[Dataset excerpts]
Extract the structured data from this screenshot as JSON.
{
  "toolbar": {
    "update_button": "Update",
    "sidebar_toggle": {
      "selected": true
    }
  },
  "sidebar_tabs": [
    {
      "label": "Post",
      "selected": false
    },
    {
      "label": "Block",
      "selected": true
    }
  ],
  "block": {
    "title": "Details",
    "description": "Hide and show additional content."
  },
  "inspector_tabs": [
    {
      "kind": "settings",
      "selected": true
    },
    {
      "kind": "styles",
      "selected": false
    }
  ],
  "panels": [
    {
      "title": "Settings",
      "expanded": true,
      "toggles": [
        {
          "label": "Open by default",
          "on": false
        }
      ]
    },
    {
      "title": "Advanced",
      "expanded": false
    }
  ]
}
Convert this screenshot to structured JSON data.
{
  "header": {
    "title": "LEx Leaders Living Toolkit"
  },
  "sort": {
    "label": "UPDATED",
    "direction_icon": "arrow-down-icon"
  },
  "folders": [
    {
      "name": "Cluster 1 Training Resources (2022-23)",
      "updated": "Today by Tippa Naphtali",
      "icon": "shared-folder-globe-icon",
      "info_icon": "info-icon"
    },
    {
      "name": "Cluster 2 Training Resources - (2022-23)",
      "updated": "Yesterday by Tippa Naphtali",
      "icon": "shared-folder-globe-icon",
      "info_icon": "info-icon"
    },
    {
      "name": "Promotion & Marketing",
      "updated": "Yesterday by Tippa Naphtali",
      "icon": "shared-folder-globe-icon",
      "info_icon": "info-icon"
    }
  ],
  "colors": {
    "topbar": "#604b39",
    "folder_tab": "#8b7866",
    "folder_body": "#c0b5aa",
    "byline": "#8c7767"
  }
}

What you are asked to do:
Each record above should be repeated exactly as it appears.

Written solution:
Extract the structured data from this screenshot as JSON.
{
  "toolbar": {
    "update_button": "Update",
    "sidebar_toggle": {
      "selected": true
    }
  },
  "sidebar_tabs": [
    {
      "label": "Post",
      "selected": false
    },
    {
      "label": "Block",
      "selected": true
    }
  ],
  "block": {
    "title": "Details",
    "description": "Hide and show additional content."
  },
  "inspector_tabs": [
    {
      "kind": "settings",
      "selected": true
    },
    {
      "kind": "styles",
      "selected": false
    }
  ],
  "panels": [
    {
      "title": "Settings",
      "expanded": true,
      "toggles": [
        {
          "label": "Open by default",
          "on": false
        }
      ]
    },
    {
      "title": "Advanced",
      "expanded": false
    }
  ]
}
Convert this screenshot to structured JSON data.
{
  "header": {
    "title": "LEx Leaders Living Toolkit"
  },
  "sort": {
    "label": "UPDATED",
    "direction_icon": "arrow-down-icon"
  },
  "folders": [
    {
      "name": "Cluster 1 Training Resources (2022-23)",
      "updated": "Today by Tippa Naphtali",
      "icon": "shared-folder-globe-icon",
      "info_icon": "info-icon"
    },
    {
      "name": "Cluster 2 Training Resources - (2022-23)",
      "updated": "Yesterday by Tippa Naphtali",
      "icon": "shared-folder-globe-icon",
      "info_icon": "info-icon"
    },
    {
      "name": "Promotion & Marketing",
      "updated": "Yesterday by Tippa Naphtali",
      "icon": "shared-folder-globe-icon",
      "info_icon": "info-icon"
    }
  ],
  "colors": {
    "topbar": "#604b39",
    "folder_tab": "#8b7866",
    "folder_body": "#c0b5aa",
    "byline": "#8c7767"
  }
}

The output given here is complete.